Objective:
Identify and reproduce every line holding the string "overview".

-------- Supplied entries

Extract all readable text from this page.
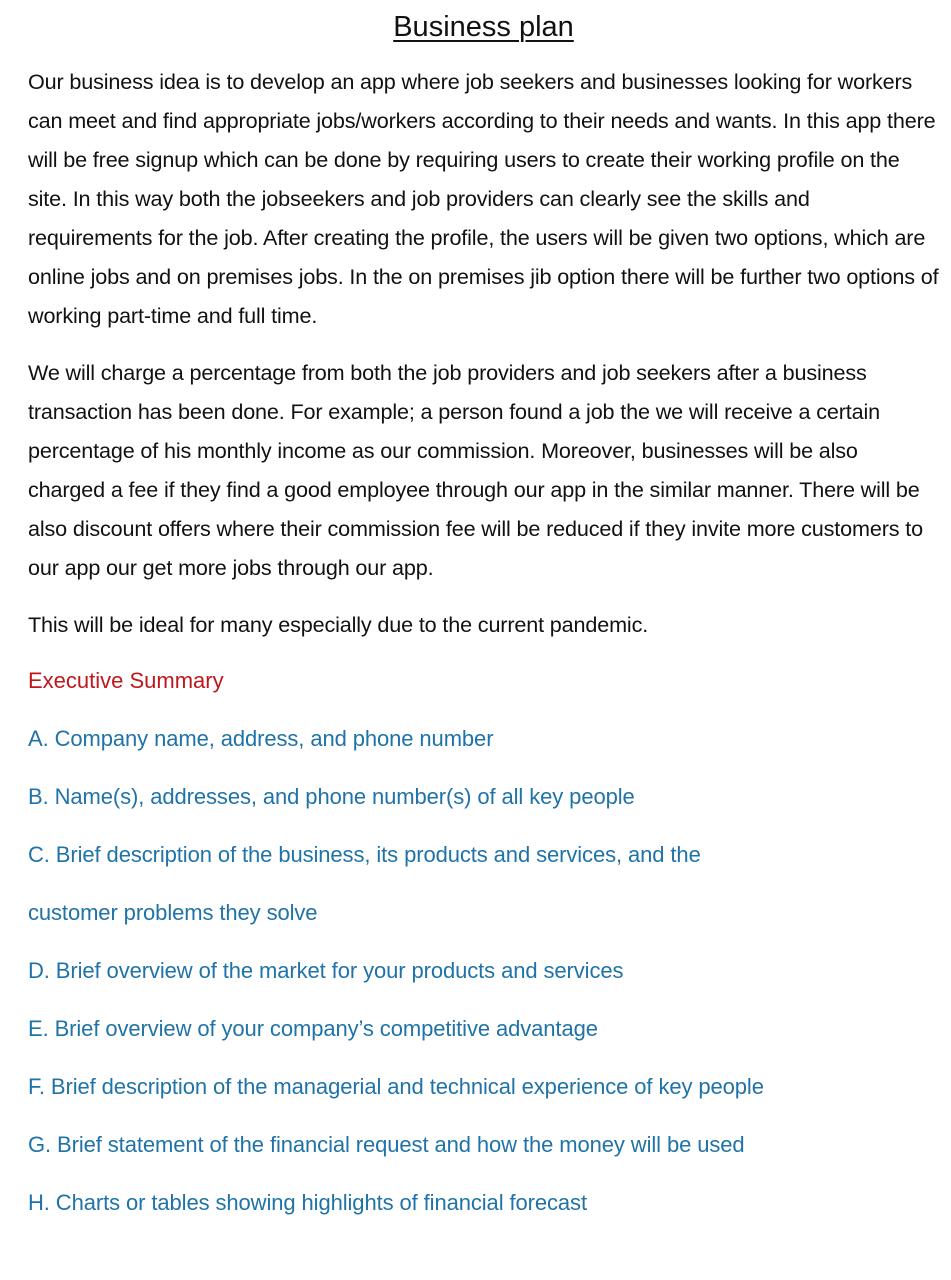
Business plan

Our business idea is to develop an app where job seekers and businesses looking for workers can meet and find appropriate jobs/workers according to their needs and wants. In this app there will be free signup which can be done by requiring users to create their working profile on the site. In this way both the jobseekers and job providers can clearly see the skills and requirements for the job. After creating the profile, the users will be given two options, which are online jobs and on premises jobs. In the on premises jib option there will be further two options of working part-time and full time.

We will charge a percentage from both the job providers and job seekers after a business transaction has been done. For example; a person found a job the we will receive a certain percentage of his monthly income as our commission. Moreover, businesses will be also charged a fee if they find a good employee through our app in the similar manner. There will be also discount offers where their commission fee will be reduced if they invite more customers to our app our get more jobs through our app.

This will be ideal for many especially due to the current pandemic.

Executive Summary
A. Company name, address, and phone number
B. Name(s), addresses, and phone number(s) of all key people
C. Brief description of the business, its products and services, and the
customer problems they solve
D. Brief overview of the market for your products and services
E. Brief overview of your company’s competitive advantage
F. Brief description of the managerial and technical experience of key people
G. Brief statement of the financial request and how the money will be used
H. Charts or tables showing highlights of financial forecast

----------------
-------- Supplied entries

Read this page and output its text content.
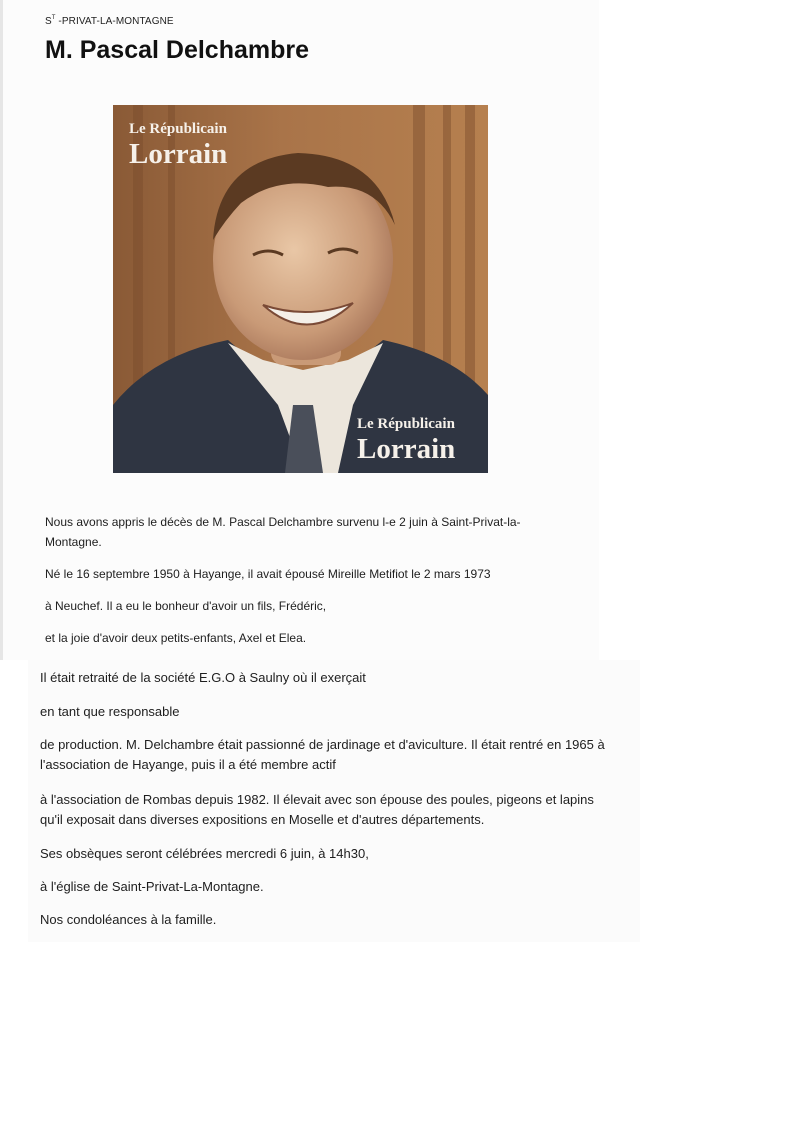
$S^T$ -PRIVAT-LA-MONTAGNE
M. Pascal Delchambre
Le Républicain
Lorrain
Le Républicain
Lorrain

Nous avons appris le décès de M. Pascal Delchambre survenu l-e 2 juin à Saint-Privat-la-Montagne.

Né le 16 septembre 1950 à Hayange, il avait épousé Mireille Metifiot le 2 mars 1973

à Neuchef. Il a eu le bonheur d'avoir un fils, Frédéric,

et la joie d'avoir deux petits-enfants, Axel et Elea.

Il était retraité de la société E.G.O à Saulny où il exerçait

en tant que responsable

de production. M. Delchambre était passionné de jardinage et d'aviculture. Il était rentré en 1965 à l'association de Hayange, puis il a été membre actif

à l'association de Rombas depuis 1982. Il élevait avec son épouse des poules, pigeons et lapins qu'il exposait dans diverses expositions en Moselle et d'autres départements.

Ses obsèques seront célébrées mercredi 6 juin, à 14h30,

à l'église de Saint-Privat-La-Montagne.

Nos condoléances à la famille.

----------------
-------- Supplied entries

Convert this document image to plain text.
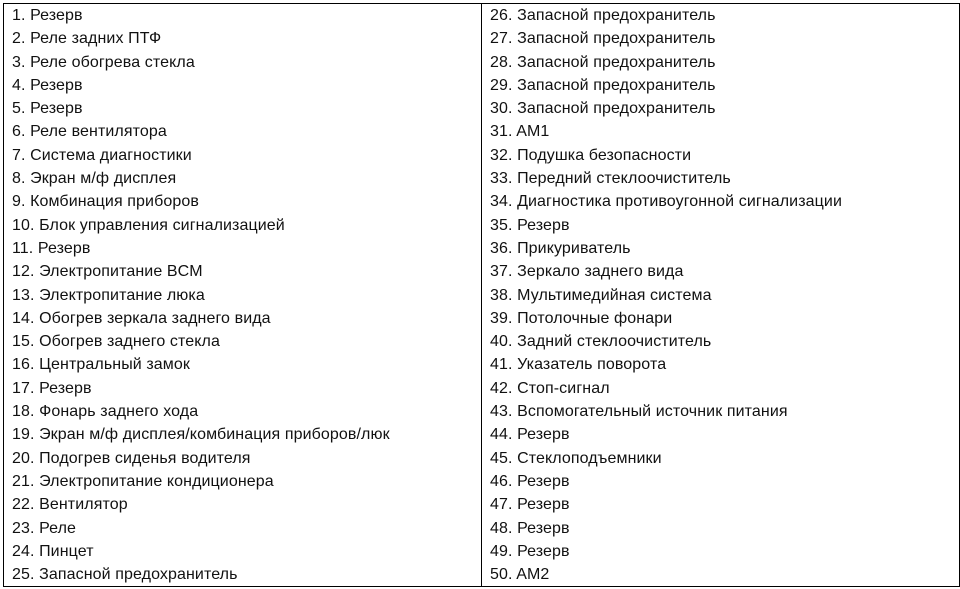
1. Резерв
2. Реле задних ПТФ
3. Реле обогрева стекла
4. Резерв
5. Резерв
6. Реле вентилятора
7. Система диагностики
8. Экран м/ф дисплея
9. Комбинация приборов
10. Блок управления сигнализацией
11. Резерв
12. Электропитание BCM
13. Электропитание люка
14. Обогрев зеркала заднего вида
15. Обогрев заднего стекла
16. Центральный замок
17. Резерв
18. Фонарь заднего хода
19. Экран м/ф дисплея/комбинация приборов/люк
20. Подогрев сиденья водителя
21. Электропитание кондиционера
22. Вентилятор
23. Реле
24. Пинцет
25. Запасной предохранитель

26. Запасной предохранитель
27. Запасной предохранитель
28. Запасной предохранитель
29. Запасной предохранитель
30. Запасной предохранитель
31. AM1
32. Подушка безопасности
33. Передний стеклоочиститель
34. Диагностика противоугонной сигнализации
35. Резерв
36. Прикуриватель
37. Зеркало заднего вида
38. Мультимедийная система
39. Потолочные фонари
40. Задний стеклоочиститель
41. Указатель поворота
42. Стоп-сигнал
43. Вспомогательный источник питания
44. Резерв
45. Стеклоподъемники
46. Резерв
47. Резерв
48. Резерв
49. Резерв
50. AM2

----------------

Written answer:
D. Brief overview of the market for your products and services
E. Brief overview of your company’s competitive advantage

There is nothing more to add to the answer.